§ **Written exercise**: In the entries below, find every line holding the string "подкожного" and collect it.
____
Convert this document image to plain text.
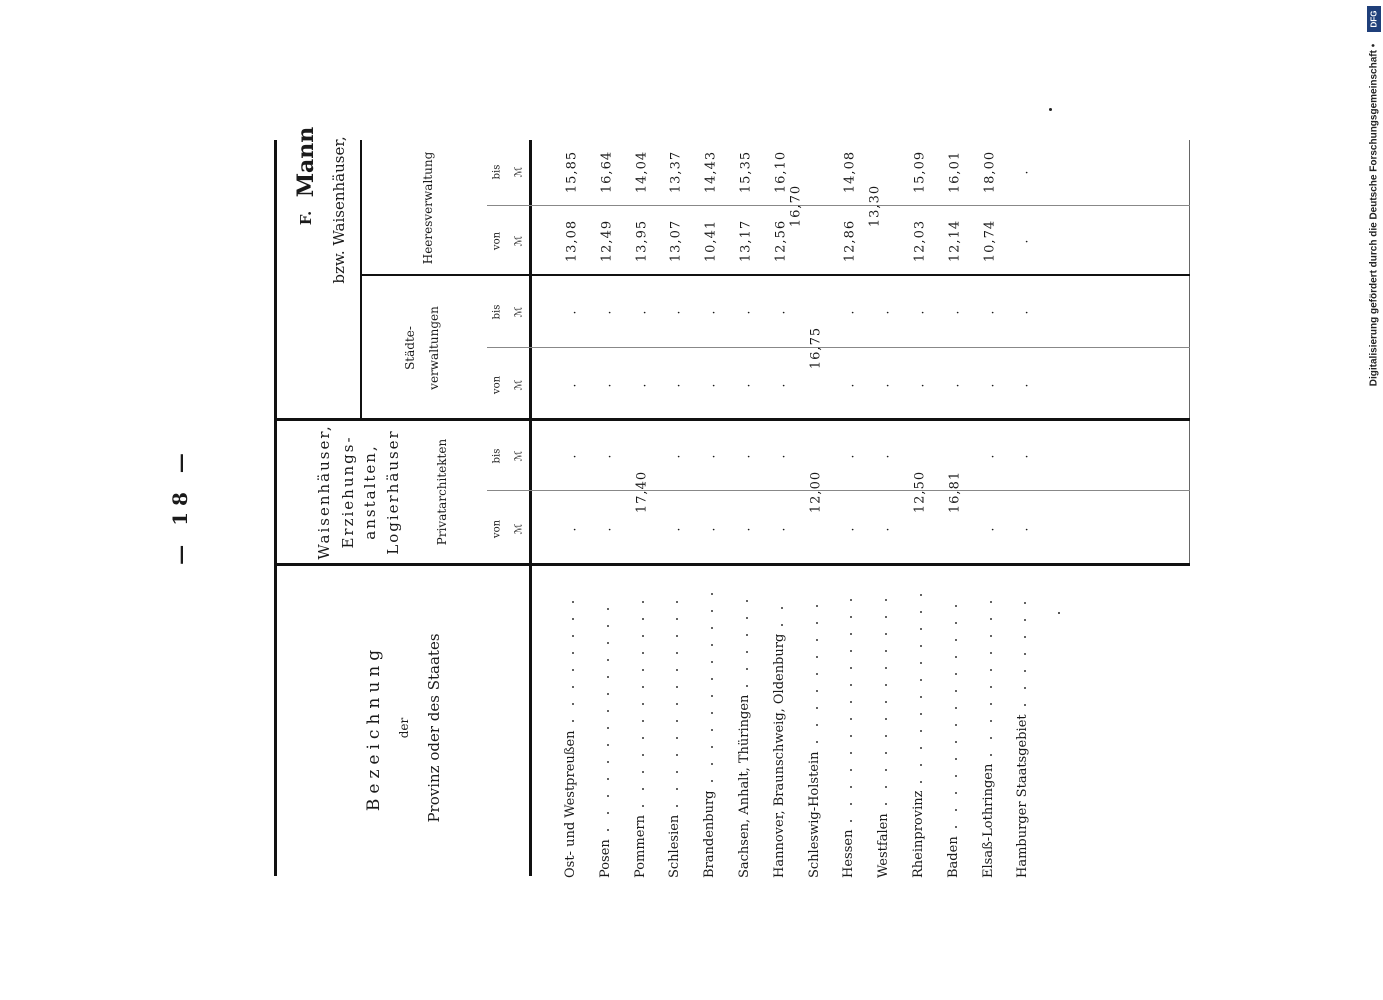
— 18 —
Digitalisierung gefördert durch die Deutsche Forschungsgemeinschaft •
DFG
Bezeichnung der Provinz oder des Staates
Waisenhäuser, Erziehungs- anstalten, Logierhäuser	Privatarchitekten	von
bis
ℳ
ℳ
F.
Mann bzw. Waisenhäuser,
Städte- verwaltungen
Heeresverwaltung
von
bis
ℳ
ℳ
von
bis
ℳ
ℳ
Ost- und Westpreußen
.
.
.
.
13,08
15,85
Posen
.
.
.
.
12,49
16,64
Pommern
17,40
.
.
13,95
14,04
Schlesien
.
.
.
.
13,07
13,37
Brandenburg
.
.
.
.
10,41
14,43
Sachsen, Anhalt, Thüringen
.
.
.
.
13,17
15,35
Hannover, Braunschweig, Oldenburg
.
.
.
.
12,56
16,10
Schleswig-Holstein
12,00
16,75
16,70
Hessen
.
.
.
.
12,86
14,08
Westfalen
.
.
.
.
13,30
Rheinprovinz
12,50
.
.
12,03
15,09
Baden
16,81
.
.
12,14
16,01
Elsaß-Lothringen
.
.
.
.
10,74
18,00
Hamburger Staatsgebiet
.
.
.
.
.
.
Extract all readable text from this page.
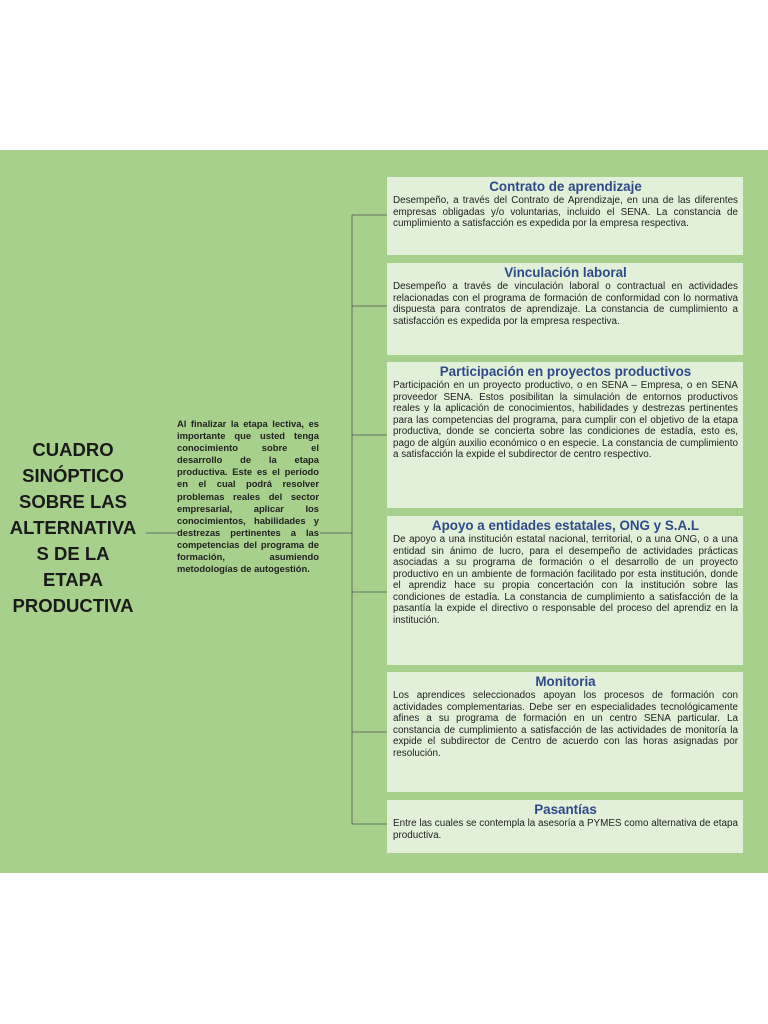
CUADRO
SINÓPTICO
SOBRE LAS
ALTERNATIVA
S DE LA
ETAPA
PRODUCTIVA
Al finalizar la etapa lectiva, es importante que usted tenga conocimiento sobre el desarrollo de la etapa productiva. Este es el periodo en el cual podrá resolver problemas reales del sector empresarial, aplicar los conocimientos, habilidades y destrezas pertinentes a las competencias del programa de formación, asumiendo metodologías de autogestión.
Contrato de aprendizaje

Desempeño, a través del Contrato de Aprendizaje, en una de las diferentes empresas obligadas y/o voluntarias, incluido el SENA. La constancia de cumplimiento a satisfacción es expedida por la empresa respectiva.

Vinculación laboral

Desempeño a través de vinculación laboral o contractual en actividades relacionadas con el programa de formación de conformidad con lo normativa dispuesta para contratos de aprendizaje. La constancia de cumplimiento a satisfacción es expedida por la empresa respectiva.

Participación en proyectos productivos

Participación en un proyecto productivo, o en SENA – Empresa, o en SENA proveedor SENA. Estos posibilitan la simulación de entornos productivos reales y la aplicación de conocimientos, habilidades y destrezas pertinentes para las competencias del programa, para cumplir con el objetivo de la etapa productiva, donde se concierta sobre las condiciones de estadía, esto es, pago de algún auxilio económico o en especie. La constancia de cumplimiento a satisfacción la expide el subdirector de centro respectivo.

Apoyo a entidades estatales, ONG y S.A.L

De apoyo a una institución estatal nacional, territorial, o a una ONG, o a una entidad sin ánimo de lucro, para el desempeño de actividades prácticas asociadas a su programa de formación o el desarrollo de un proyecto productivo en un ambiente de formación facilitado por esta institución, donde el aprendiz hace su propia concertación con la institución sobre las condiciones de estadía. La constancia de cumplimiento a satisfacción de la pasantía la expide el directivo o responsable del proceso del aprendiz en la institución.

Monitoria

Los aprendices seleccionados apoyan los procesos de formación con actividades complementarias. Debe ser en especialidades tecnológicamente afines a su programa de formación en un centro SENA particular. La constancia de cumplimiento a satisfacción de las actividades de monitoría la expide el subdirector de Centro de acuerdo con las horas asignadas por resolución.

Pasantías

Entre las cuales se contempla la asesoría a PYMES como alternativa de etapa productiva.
____
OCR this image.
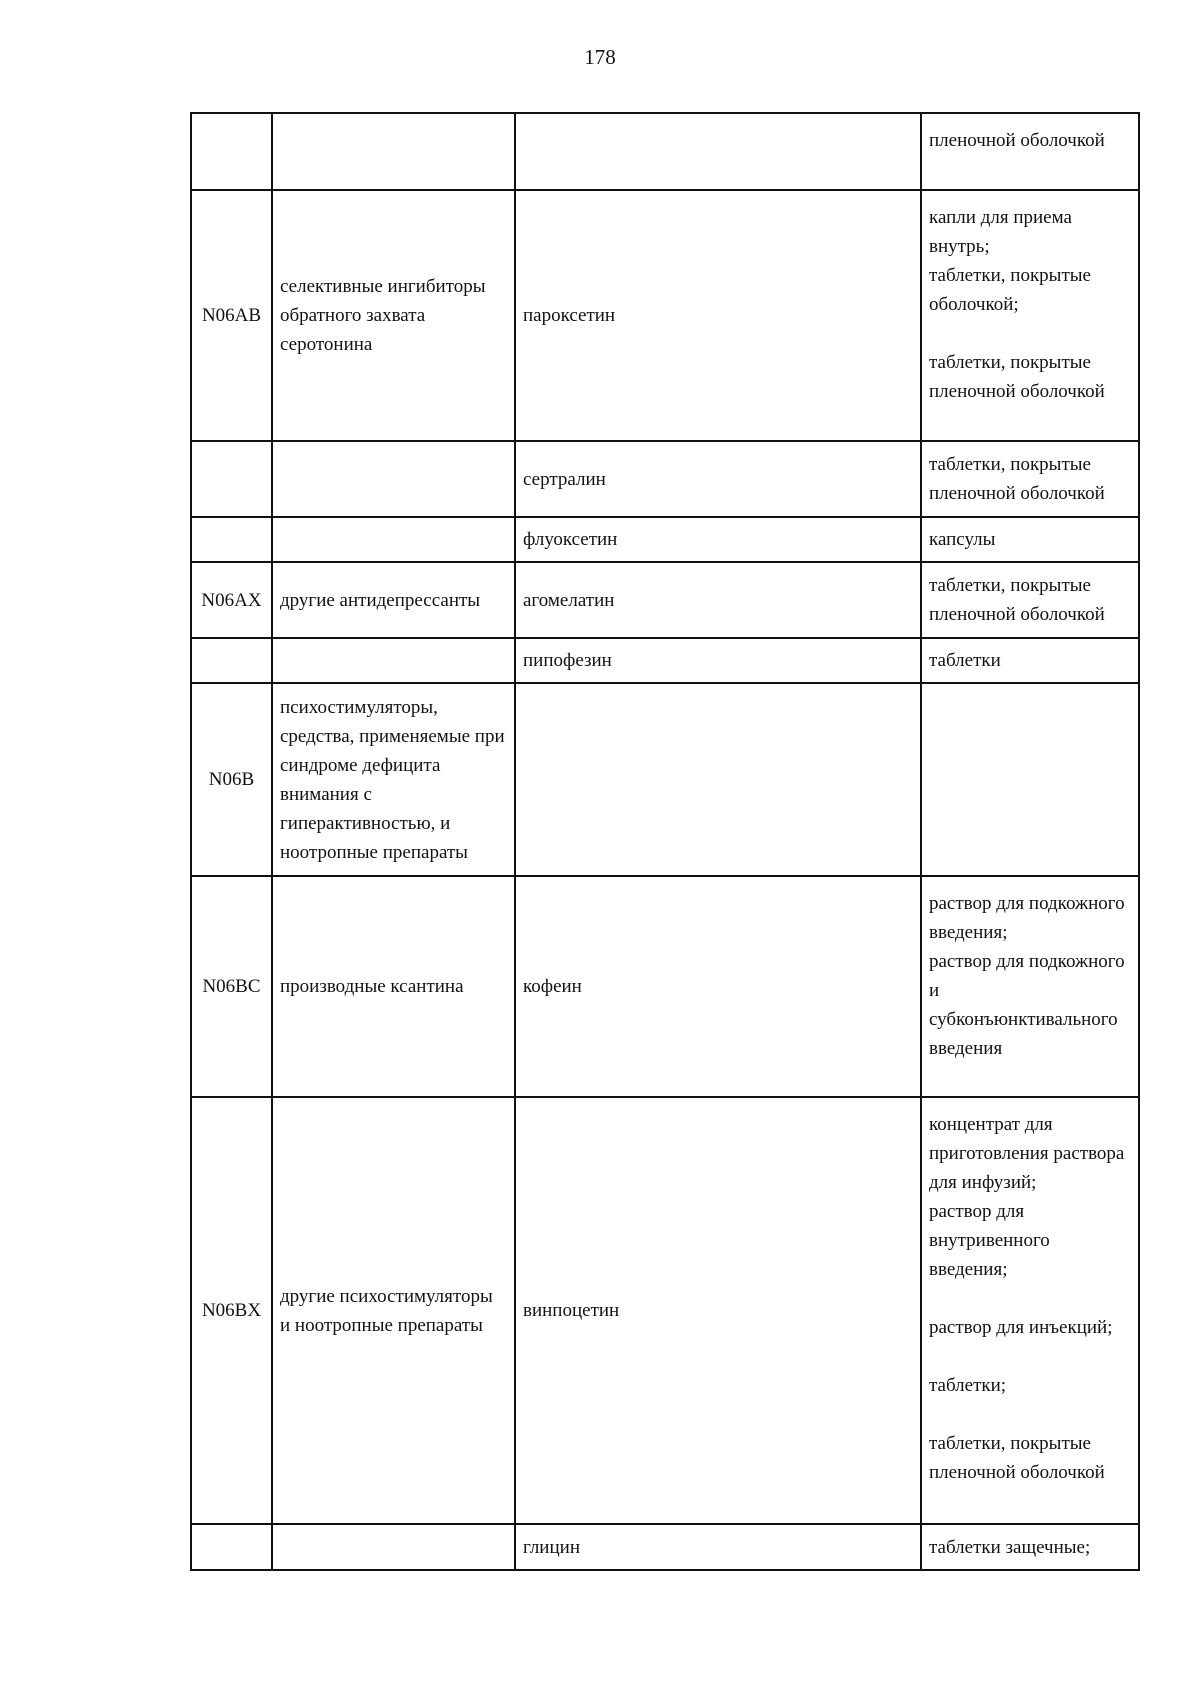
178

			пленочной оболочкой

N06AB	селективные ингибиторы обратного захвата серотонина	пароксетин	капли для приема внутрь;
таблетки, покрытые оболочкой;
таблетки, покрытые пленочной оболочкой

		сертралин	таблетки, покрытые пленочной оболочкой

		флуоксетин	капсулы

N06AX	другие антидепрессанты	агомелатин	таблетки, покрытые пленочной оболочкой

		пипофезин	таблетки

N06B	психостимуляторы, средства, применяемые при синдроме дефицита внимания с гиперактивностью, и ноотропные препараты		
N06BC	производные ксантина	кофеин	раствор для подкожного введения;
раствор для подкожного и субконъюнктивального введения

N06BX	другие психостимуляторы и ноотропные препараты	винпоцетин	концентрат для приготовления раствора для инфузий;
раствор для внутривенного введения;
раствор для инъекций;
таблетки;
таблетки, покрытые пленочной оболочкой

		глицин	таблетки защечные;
____
§ **In response**:
N06BC	производные ксантина	кофеин	раствор для подкожного введения;
раствор для подкожного и субконъюнктивального введения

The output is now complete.